Begin Data extract

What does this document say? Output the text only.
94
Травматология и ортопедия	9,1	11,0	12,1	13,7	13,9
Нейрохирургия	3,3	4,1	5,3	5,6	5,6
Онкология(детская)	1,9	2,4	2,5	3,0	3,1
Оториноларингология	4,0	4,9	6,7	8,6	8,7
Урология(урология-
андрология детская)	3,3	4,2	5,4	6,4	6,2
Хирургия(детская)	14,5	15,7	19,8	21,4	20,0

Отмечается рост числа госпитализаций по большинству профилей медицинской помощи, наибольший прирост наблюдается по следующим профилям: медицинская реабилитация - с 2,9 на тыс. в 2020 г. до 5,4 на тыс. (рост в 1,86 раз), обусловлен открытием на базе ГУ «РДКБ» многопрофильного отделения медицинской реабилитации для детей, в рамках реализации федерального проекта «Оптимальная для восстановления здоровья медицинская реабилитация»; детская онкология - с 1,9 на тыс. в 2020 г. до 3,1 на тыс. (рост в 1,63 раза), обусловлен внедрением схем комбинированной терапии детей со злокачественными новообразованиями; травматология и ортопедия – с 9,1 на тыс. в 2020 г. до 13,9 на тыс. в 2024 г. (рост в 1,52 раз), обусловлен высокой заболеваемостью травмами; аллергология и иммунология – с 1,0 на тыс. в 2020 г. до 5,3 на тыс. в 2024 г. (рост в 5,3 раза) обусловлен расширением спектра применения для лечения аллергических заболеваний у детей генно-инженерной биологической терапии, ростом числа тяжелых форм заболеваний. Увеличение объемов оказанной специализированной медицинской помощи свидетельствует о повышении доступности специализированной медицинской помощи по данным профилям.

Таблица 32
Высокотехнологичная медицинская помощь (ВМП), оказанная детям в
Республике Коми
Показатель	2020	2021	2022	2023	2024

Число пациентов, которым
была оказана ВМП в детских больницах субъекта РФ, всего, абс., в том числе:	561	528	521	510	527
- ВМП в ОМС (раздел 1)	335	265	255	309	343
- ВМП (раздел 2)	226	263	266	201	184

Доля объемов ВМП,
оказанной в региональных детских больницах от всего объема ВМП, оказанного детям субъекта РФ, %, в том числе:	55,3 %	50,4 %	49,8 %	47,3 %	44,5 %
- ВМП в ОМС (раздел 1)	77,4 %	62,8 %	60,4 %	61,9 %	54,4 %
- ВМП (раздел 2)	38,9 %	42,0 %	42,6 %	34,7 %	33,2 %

End Data extract

§ **What is expected**
Show all lines from the listing above in which "всего" appears.

§ **Answer to the problem**
была оказана ВМП в детских больницах субъекта РФ, всего, абс., в том числе:	561	528	521	510	527
оказанной в региональных детских больницах от всего объема ВМП, оказанного детям субъекта РФ, %, в том числе:	55,3 %	50,4 %	49,8 %	47,3 %	44,5 %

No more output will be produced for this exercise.